*AIM OF THE EXERCISE*
Write out each record again exactly as it stands.

*EXERCISE INPUTS*

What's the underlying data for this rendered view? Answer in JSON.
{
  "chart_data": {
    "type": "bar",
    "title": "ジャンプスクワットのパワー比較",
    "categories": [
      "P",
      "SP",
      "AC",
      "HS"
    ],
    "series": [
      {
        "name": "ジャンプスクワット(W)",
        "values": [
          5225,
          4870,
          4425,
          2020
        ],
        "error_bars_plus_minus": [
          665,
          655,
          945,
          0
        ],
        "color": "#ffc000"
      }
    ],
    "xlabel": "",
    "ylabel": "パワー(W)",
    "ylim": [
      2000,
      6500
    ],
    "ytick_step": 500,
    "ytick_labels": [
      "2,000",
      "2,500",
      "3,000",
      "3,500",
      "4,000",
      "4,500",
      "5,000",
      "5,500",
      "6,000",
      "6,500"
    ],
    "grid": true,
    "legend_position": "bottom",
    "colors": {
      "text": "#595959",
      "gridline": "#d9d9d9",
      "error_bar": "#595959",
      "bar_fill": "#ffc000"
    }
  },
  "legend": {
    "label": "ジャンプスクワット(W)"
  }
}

*ANSWER TO THIS TASK*
What's the underlying data for this rendered view? Answer in JSON.
{
  "chart_data": {
    "type": "bar",
    "title": "ジャンプスクワットのパワー比較",
    "categories": [
      "P",
      "SP",
      "AC",
      "HS"
    ],
    "series": [
      {
        "name": "ジャンプスクワット(W)",
        "values": [
          5225,
          4870,
          4425,
          2020
        ],
        "error_bars_plus_minus": [
          665,
          655,
          945,
          0
        ],
        "color": "#ffc000"
      }
    ],
    "xlabel": "",
    "ylabel": "パワー(W)",
    "ylim": [
      2000,
      6500
    ],
    "ytick_step": 500,
    "ytick_labels": [
      "2,000",
      "2,500",
      "3,000",
      "3,500",
      "4,000",
      "4,500",
      "5,000",
      "5,500",
      "6,000",
      "6,500"
    ],
    "grid": true,
    "legend_position": "bottom",
    "colors": {
      "text": "#595959",
      "gridline": "#d9d9d9",
      "error_bar": "#595959",
      "bar_fill": "#ffc000"
    }
  },
  "legend": {
    "label": "ジャンプスクワット(W)"
  }
}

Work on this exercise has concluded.